ENTRIES =>
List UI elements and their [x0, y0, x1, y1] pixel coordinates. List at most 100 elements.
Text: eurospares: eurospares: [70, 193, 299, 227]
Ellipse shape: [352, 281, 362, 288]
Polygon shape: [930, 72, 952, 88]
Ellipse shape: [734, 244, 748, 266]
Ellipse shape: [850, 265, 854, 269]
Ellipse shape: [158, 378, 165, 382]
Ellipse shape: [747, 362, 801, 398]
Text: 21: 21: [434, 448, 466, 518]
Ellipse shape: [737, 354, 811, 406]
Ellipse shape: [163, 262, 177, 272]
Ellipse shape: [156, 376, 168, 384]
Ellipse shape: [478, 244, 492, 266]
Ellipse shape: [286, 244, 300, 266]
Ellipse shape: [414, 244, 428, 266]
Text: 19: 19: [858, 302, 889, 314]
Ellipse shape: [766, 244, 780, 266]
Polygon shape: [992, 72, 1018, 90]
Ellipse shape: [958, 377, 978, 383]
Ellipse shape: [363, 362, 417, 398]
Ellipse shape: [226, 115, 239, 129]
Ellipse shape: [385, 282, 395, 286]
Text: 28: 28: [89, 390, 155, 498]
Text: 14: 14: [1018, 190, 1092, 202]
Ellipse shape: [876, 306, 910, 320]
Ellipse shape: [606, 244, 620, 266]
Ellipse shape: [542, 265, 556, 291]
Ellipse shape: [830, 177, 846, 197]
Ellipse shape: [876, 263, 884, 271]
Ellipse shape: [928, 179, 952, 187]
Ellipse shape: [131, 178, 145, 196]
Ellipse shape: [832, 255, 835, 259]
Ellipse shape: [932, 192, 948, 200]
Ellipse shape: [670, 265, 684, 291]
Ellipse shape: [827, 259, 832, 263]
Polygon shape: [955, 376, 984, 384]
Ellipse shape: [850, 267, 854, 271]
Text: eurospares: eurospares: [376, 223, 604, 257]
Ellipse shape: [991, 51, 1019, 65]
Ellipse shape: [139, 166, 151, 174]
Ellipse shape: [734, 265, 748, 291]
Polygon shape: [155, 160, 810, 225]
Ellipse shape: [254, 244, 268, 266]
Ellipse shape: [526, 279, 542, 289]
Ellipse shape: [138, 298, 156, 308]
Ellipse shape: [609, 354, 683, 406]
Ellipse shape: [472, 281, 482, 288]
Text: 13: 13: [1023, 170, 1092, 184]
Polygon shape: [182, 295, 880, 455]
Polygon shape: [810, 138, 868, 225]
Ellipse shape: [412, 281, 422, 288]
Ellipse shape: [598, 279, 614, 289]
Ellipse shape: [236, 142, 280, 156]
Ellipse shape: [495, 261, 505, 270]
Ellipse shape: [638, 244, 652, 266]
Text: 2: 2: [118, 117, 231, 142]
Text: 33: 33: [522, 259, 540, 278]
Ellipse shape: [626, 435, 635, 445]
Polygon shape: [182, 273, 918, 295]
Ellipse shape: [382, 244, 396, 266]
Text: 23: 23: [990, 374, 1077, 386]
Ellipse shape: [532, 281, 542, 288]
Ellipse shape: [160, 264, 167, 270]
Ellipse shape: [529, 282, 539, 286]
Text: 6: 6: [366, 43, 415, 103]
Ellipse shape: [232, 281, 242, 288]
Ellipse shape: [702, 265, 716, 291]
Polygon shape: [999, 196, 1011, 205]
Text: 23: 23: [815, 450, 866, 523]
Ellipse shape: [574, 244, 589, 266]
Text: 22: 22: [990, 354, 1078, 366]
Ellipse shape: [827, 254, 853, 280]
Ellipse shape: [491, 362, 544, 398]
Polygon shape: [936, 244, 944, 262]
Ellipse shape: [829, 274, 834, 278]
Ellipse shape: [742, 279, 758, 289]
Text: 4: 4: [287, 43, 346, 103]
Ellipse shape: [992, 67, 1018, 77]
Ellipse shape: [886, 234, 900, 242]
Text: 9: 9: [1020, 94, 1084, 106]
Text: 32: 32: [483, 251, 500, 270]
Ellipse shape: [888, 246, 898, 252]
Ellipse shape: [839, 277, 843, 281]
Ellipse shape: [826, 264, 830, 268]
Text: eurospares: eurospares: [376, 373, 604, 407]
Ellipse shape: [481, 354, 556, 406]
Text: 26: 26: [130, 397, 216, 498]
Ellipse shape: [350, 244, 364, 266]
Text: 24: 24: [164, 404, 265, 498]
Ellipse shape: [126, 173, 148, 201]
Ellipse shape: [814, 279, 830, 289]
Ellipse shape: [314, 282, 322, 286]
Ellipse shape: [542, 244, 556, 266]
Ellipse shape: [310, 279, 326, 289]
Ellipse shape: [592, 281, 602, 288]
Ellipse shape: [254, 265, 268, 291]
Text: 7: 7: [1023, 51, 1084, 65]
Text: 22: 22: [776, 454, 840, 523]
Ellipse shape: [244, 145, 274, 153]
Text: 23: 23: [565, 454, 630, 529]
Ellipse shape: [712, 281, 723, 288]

WORK REQUIRED => Reproduce the entire listing above verbatim, line by line, with no alterations.

EXPECTED ANSWER =>
List UI elements and their [x0, y0, x1, y1] pixel coordinates. List at most 100 elements.
Text: eurospares: eurospares: [70, 193, 299, 227]
Ellipse shape: [352, 281, 362, 288]
Polygon shape: [930, 72, 952, 88]
Ellipse shape: [734, 244, 748, 266]
Ellipse shape: [850, 265, 854, 269]
Ellipse shape: [158, 378, 165, 382]
Ellipse shape: [747, 362, 801, 398]
Text: 21: 21: [434, 448, 466, 518]
Ellipse shape: [737, 354, 811, 406]
Ellipse shape: [163, 262, 177, 272]
Ellipse shape: [156, 376, 168, 384]
Ellipse shape: [478, 244, 492, 266]
Ellipse shape: [286, 244, 300, 266]
Ellipse shape: [414, 244, 428, 266]
Text: 19: 19: [858, 302, 889, 314]
Ellipse shape: [766, 244, 780, 266]
Polygon shape: [992, 72, 1018, 90]
Ellipse shape: [958, 377, 978, 383]
Ellipse shape: [363, 362, 417, 398]
Ellipse shape: [226, 115, 239, 129]
Ellipse shape: [385, 282, 395, 286]
Text: 28: 28: [89, 390, 155, 498]
Text: 14: 14: [1018, 190, 1092, 202]
Ellipse shape: [876, 306, 910, 320]
Ellipse shape: [606, 244, 620, 266]
Ellipse shape: [542, 265, 556, 291]
Ellipse shape: [830, 177, 846, 197]
Ellipse shape: [876, 263, 884, 271]
Ellipse shape: [928, 179, 952, 187]
Ellipse shape: [131, 178, 145, 196]
Ellipse shape: [832, 255, 835, 259]
Ellipse shape: [932, 192, 948, 200]
Ellipse shape: [670, 265, 684, 291]
Ellipse shape: [827, 259, 832, 263]
Polygon shape: [955, 376, 984, 384]
Ellipse shape: [850, 267, 854, 271]
Text: eurospares: eurospares: [376, 223, 604, 257]
Ellipse shape: [991, 51, 1019, 65]
Ellipse shape: [139, 166, 151, 174]
Ellipse shape: [734, 265, 748, 291]
Polygon shape: [155, 160, 810, 225]
Ellipse shape: [254, 244, 268, 266]
Ellipse shape: [526, 279, 542, 289]
Ellipse shape: [138, 298, 156, 308]
Ellipse shape: [609, 354, 683, 406]
Ellipse shape: [472, 281, 482, 288]
Text: 13: 13: [1023, 170, 1092, 184]
Polygon shape: [182, 295, 880, 455]
Polygon shape: [810, 138, 868, 225]
Ellipse shape: [412, 281, 422, 288]
Ellipse shape: [598, 279, 614, 289]
Ellipse shape: [236, 142, 280, 156]
Ellipse shape: [495, 261, 505, 270]
Ellipse shape: [638, 244, 652, 266]
Text: 2: 2: [118, 117, 231, 142]
Text: 33: 33: [522, 259, 540, 278]
Ellipse shape: [626, 435, 635, 445]
Polygon shape: [182, 273, 918, 295]
Ellipse shape: [382, 244, 396, 266]
Text: 23: 23: [990, 374, 1077, 386]
Ellipse shape: [532, 281, 542, 288]
Ellipse shape: [160, 264, 167, 270]
Ellipse shape: [529, 282, 539, 286]
Text: 6: 6: [366, 43, 415, 103]
Ellipse shape: [232, 281, 242, 288]
Ellipse shape: [702, 265, 716, 291]
Polygon shape: [999, 196, 1011, 205]
Text: 23: 23: [815, 450, 866, 523]
Ellipse shape: [574, 244, 589, 266]
Text: 22: 22: [990, 354, 1078, 366]
Ellipse shape: [827, 254, 853, 280]
Ellipse shape: [491, 362, 544, 398]
Polygon shape: [936, 244, 944, 262]
Ellipse shape: [829, 274, 834, 278]
Ellipse shape: [742, 279, 758, 289]
Text: 4: 4: [287, 43, 346, 103]
Ellipse shape: [992, 67, 1018, 77]
Ellipse shape: [886, 234, 900, 242]
Text: 9: 9: [1020, 94, 1084, 106]
Text: 32: 32: [483, 251, 500, 270]
Ellipse shape: [888, 246, 898, 252]
Ellipse shape: [839, 277, 843, 281]
Ellipse shape: [826, 264, 830, 268]
Text: eurospares: eurospares: [376, 373, 604, 407]
Ellipse shape: [481, 354, 556, 406]
Text: 26: 26: [130, 397, 216, 498]
Ellipse shape: [350, 244, 364, 266]
Text: 24: 24: [164, 404, 265, 498]
Ellipse shape: [126, 173, 148, 201]
Ellipse shape: [814, 279, 830, 289]
Ellipse shape: [314, 282, 322, 286]
Ellipse shape: [542, 244, 556, 266]
Ellipse shape: [310, 279, 326, 289]
Ellipse shape: [592, 281, 602, 288]
Ellipse shape: [254, 265, 268, 291]
Text: 7: 7: [1023, 51, 1084, 65]
Text: 22: 22: [776, 454, 840, 523]
Ellipse shape: [244, 145, 274, 153]
Text: 23: 23: [565, 454, 630, 529]
Ellipse shape: [712, 281, 723, 288]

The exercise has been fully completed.